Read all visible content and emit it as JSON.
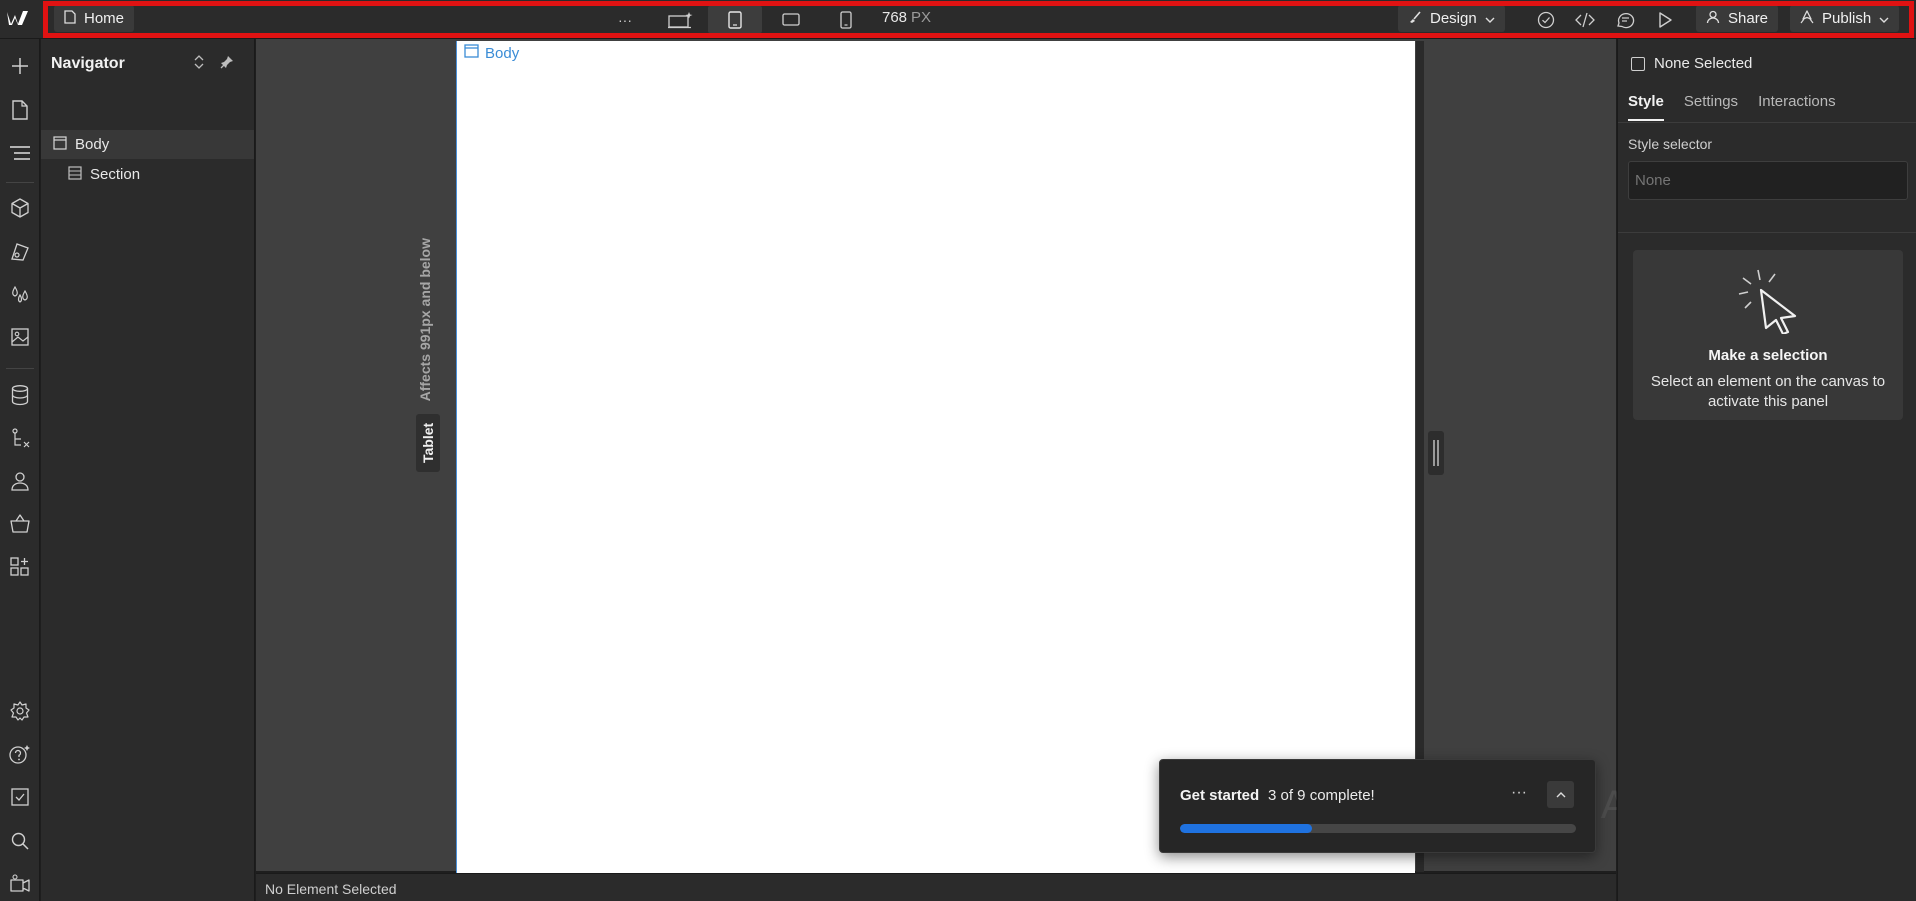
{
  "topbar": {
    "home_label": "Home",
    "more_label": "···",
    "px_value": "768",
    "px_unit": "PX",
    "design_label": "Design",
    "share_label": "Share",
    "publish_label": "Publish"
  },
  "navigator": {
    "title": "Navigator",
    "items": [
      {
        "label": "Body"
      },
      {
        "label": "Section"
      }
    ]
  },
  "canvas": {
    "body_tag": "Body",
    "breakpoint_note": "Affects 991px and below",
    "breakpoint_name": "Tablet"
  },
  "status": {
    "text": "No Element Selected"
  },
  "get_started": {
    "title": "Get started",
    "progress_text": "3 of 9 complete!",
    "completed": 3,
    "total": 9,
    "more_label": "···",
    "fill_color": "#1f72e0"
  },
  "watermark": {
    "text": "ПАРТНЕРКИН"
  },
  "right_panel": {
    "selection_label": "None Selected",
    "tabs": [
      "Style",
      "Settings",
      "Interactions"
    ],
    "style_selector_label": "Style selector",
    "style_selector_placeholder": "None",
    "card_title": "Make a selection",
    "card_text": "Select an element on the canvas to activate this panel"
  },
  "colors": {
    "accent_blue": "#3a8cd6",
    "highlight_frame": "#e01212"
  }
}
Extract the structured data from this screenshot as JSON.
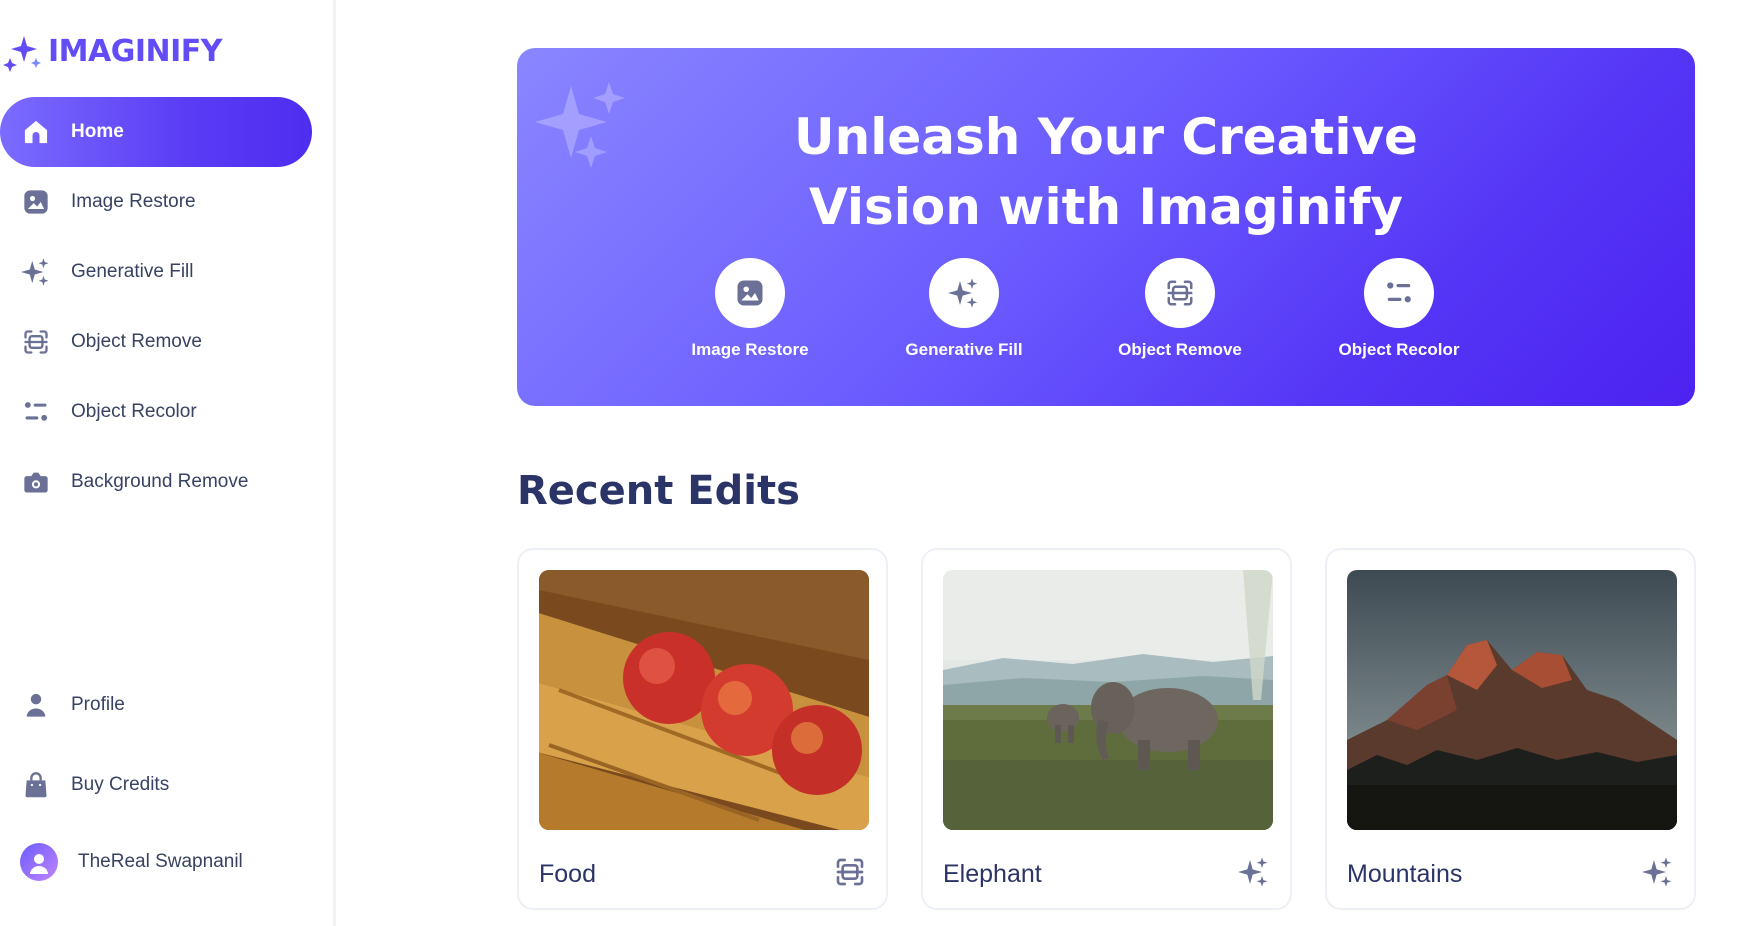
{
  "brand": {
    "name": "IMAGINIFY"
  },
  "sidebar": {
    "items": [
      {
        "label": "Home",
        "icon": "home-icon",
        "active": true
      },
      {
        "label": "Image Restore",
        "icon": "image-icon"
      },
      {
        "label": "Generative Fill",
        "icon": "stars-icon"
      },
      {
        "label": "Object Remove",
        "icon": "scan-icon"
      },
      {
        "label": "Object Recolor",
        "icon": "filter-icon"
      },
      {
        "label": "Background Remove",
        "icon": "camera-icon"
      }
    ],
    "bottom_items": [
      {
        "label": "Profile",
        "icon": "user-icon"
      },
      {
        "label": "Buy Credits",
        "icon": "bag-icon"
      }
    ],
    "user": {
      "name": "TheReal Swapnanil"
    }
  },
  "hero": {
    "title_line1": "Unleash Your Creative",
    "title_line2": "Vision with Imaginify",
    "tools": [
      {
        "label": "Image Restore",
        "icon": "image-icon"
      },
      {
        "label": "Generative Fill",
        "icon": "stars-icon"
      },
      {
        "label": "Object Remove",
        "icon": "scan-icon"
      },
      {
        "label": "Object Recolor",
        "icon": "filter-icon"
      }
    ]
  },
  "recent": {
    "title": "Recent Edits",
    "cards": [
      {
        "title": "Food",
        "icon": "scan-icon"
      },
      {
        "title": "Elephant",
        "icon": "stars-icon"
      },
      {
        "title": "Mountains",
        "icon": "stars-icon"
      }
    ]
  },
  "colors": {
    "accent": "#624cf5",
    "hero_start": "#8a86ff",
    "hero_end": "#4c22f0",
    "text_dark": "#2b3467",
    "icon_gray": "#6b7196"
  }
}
◆ ◆ ◆
Pull every line containing the word "Selected" out of the material and copy it.

    "text": "No Element Selected"
    "selection_label": "None Selected",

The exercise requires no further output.